**Task details:** Please return the full listing below without altering anything.
── Data provided
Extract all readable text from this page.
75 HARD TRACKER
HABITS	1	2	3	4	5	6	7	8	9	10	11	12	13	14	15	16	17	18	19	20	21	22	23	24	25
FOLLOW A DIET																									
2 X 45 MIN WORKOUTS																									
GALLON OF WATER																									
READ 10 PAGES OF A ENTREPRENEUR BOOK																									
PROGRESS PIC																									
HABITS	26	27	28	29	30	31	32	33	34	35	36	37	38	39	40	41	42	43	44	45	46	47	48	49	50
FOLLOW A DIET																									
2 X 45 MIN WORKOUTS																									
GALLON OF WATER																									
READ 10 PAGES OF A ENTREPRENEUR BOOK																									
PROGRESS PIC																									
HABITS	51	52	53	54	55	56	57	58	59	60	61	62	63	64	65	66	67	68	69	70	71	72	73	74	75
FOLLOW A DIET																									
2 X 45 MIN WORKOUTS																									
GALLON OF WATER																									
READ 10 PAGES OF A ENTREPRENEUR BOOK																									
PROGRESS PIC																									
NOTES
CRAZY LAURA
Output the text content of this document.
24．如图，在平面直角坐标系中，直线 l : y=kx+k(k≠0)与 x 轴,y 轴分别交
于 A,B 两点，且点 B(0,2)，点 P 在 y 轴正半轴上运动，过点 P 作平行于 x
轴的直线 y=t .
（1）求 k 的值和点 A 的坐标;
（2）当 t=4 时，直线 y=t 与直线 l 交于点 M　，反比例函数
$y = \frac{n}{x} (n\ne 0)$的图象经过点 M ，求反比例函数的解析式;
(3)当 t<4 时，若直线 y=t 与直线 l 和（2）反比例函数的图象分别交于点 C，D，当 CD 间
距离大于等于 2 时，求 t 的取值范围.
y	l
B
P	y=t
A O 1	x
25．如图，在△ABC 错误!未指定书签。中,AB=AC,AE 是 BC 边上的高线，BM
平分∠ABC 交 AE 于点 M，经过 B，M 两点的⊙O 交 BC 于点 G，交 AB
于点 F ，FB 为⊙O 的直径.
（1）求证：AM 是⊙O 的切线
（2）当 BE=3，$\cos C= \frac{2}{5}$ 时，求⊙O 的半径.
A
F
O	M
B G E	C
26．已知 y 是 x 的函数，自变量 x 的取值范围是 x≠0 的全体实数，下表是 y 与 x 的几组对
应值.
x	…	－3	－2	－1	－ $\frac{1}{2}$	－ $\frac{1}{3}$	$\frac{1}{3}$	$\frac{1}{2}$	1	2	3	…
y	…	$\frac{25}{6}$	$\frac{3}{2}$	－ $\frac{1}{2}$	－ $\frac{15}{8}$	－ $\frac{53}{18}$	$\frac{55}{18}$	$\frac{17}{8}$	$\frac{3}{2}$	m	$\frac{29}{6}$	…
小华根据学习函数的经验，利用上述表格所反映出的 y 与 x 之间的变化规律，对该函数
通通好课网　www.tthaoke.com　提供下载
────
**Result of the exercise:**
Extract all readable text from this page.
75 HARD TRACKER
HABITS	1	2	3	4	5	6	7	8	9	10	11	12	13	14	15	16	17	18	19	20	21	22	23	24	25
FOLLOW A DIET																									
2 X 45 MIN WORKOUTS																									
GALLON OF WATER																									
READ 10 PAGES OF A ENTREPRENEUR BOOK																									
PROGRESS PIC																									
HABITS	26	27	28	29	30	31	32	33	34	35	36	37	38	39	40	41	42	43	44	45	46	47	48	49	50
FOLLOW A DIET																									
2 X 45 MIN WORKOUTS																									
GALLON OF WATER																									
READ 10 PAGES OF A ENTREPRENEUR BOOK																									
PROGRESS PIC																									
HABITS	51	52	53	54	55	56	57	58	59	60	61	62	63	64	65	66	67	68	69	70	71	72	73	74	75
FOLLOW A DIET																									
2 X 45 MIN WORKOUTS																									
GALLON OF WATER																									
READ 10 PAGES OF A ENTREPRENEUR BOOK																									
PROGRESS PIC																									
NOTES
CRAZY LAURA
Output the text content of this document.
24．如图，在平面直角坐标系中，直线 l : y=kx+k(k≠0)与 x 轴,y 轴分别交
于 A,B 两点，且点 B(0,2)，点 P 在 y 轴正半轴上运动，过点 P 作平行于 x
轴的直线 y=t .
（1）求 k 的值和点 A 的坐标;
（2）当 t=4 时，直线 y=t 与直线 l 交于点 M　，反比例函数
$y = \frac{n}{x} (n\ne 0)$的图象经过点 M ，求反比例函数的解析式;
(3)当 t<4 时，若直线 y=t 与直线 l 和（2）反比例函数的图象分别交于点 C，D，当 CD 间
距离大于等于 2 时，求 t 的取值范围.
y	l
B
P	y=t
A O 1	x
25．如图，在△ABC 错误!未指定书签。中,AB=AC,AE 是 BC 边上的高线，BM
平分∠ABC 交 AE 于点 M，经过 B，M 两点的⊙O 交 BC 于点 G，交 AB
于点 F ，FB 为⊙O 的直径.
（1）求证：AM 是⊙O 的切线
（2）当 BE=3，$\cos C= \frac{2}{5}$ 时，求⊙O 的半径.
A
F
O	M
B G E	C
26．已知 y 是 x 的函数，自变量 x 的取值范围是 x≠0 的全体实数，下表是 y 与 x 的几组对
应值.
x	…	－3	－2	－1	－ $\frac{1}{2}$	－ $\frac{1}{3}$	$\frac{1}{3}$	$\frac{1}{2}$	1	2	3	…
y	…	$\frac{25}{6}$	$\frac{3}{2}$	－ $\frac{1}{2}$	－ $\frac{15}{8}$	－ $\frac{53}{18}$	$\frac{55}{18}$	$\frac{17}{8}$	$\frac{3}{2}$	m	$\frac{29}{6}$	…
小华根据学习函数的经验，利用上述表格所反映出的 y 与 x 之间的变化规律，对该函数
通通好课网　www.tthaoke.com　提供下载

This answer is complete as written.